Brief: Can all of these lines be returned exactly?

----- Dataset records

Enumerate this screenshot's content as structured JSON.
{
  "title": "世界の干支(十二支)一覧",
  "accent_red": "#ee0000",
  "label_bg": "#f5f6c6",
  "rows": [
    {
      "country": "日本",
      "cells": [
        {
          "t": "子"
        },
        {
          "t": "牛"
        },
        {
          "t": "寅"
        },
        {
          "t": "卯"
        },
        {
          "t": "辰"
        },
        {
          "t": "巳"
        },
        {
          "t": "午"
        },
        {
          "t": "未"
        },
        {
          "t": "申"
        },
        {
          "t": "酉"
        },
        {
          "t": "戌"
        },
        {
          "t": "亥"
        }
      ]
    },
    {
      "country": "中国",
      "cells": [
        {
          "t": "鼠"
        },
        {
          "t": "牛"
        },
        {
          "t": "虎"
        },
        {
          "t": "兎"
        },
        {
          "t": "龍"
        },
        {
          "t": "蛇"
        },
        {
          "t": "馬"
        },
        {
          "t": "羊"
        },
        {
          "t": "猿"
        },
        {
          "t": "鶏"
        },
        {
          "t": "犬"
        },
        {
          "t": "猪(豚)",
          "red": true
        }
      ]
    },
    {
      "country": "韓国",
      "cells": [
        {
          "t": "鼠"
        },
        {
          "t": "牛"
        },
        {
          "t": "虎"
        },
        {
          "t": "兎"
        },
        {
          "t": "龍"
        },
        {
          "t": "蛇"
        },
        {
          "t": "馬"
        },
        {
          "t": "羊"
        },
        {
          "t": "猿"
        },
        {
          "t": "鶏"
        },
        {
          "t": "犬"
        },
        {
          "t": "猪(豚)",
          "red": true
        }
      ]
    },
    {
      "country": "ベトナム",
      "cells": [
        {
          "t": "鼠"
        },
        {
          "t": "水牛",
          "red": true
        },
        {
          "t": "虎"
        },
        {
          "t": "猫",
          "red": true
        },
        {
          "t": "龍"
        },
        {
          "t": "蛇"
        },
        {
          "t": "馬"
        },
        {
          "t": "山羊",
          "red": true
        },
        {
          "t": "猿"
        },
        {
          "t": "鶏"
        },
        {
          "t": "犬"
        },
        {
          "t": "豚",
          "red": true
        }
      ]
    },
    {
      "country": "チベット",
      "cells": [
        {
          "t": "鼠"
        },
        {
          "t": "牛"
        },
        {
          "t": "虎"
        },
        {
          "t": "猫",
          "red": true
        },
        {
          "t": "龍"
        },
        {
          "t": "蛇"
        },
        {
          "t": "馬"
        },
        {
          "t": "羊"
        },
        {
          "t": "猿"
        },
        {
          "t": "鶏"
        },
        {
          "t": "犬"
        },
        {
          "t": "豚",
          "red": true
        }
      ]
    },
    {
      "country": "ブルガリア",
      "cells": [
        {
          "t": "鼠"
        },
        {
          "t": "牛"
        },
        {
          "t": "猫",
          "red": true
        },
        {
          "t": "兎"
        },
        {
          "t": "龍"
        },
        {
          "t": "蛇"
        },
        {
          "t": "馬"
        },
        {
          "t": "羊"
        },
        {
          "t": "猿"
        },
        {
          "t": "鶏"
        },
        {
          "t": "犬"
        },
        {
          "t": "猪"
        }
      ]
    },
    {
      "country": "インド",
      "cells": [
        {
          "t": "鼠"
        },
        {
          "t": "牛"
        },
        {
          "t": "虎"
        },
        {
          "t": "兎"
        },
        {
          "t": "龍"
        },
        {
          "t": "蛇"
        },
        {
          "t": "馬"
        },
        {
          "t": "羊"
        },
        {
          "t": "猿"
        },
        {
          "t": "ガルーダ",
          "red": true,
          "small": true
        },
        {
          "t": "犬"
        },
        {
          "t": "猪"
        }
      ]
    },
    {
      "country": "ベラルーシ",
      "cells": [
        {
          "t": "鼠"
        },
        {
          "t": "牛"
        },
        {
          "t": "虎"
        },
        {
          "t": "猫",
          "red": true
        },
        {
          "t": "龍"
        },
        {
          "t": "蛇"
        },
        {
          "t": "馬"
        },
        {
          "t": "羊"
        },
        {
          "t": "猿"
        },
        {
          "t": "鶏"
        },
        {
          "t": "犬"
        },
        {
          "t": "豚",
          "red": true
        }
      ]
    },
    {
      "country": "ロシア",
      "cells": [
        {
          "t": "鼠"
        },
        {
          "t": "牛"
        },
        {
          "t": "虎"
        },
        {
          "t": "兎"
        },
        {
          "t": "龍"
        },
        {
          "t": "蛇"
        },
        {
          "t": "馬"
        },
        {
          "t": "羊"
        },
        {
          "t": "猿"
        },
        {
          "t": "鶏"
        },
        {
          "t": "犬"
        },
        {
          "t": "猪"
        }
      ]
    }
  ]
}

----------

Correct response:
Enumerate this screenshot's content as structured JSON.
{
  "title": "世界の干支(十二支)一覧",
  "accent_red": "#ee0000",
  "label_bg": "#f5f6c6",
  "rows": [
    {
      "country": "日本",
      "cells": [
        {
          "t": "子"
        },
        {
          "t": "牛"
        },
        {
          "t": "寅"
        },
        {
          "t": "卯"
        },
        {
          "t": "辰"
        },
        {
          "t": "巳"
        },
        {
          "t": "午"
        },
        {
          "t": "未"
        },
        {
          "t": "申"
        },
        {
          "t": "酉"
        },
        {
          "t": "戌"
        },
        {
          "t": "亥"
        }
      ]
    },
    {
      "country": "中国",
      "cells": [
        {
          "t": "鼠"
        },
        {
          "t": "牛"
        },
        {
          "t": "虎"
        },
        {
          "t": "兎"
        },
        {
          "t": "龍"
        },
        {
          "t": "蛇"
        },
        {
          "t": "馬"
        },
        {
          "t": "羊"
        },
        {
          "t": "猿"
        },
        {
          "t": "鶏"
        },
        {
          "t": "犬"
        },
        {
          "t": "猪(豚)",
          "red": true
        }
      ]
    },
    {
      "country": "韓国",
      "cells": [
        {
          "t": "鼠"
        },
        {
          "t": "牛"
        },
        {
          "t": "虎"
        },
        {
          "t": "兎"
        },
        {
          "t": "龍"
        },
        {
          "t": "蛇"
        },
        {
          "t": "馬"
        },
        {
          "t": "羊"
        },
        {
          "t": "猿"
        },
        {
          "t": "鶏"
        },
        {
          "t": "犬"
        },
        {
          "t": "猪(豚)",
          "red": true
        }
      ]
    },
    {
      "country": "ベトナム",
      "cells": [
        {
          "t": "鼠"
        },
        {
          "t": "水牛",
          "red": true
        },
        {
          "t": "虎"
        },
        {
          "t": "猫",
          "red": true
        },
        {
          "t": "龍"
        },
        {
          "t": "蛇"
        },
        {
          "t": "馬"
        },
        {
          "t": "山羊",
          "red": true
        },
        {
          "t": "猿"
        },
        {
          "t": "鶏"
        },
        {
          "t": "犬"
        },
        {
          "t": "豚",
          "red": true
        }
      ]
    },
    {
      "country": "チベット",
      "cells": [
        {
          "t": "鼠"
        },
        {
          "t": "牛"
        },
        {
          "t": "虎"
        },
        {
          "t": "猫",
          "red": true
        },
        {
          "t": "龍"
        },
        {
          "t": "蛇"
        },
        {
          "t": "馬"
        },
        {
          "t": "羊"
        },
        {
          "t": "猿"
        },
        {
          "t": "鶏"
        },
        {
          "t": "犬"
        },
        {
          "t": "豚",
          "red": true
        }
      ]
    },
    {
      "country": "ブルガリア",
      "cells": [
        {
          "t": "鼠"
        },
        {
          "t": "牛"
        },
        {
          "t": "猫",
          "red": true
        },
        {
          "t": "兎"
        },
        {
          "t": "龍"
        },
        {
          "t": "蛇"
        },
        {
          "t": "馬"
        },
        {
          "t": "羊"
        },
        {
          "t": "猿"
        },
        {
          "t": "鶏"
        },
        {
          "t": "犬"
        },
        {
          "t": "猪"
        }
      ]
    },
    {
      "country": "インド",
      "cells": [
        {
          "t": "鼠"
        },
        {
          "t": "牛"
        },
        {
          "t": "虎"
        },
        {
          "t": "兎"
        },
        {
          "t": "龍"
        },
        {
          "t": "蛇"
        },
        {
          "t": "馬"
        },
        {
          "t": "羊"
        },
        {
          "t": "猿"
        },
        {
          "t": "ガルーダ",
          "red": true,
          "small": true
        },
        {
          "t": "犬"
        },
        {
          "t": "猪"
        }
      ]
    },
    {
      "country": "ベラルーシ",
      "cells": [
        {
          "t": "鼠"
        },
        {
          "t": "牛"
        },
        {
          "t": "虎"
        },
        {
          "t": "猫",
          "red": true
        },
        {
          "t": "龍"
        },
        {
          "t": "蛇"
        },
        {
          "t": "馬"
        },
        {
          "t": "羊"
        },
        {
          "t": "猿"
        },
        {
          "t": "鶏"
        },
        {
          "t": "犬"
        },
        {
          "t": "豚",
          "red": true
        }
      ]
    },
    {
      "country": "ロシア",
      "cells": [
        {
          "t": "鼠"
        },
        {
          "t": "牛"
        },
        {
          "t": "虎"
        },
        {
          "t": "兎"
        },
        {
          "t": "龍"
        },
        {
          "t": "蛇"
        },
        {
          "t": "馬"
        },
        {
          "t": "羊"
        },
        {
          "t": "猿"
        },
        {
          "t": "鶏"
        },
        {
          "t": "犬"
        },
        {
          "t": "猪"
        }
      ]
    }
  ]
}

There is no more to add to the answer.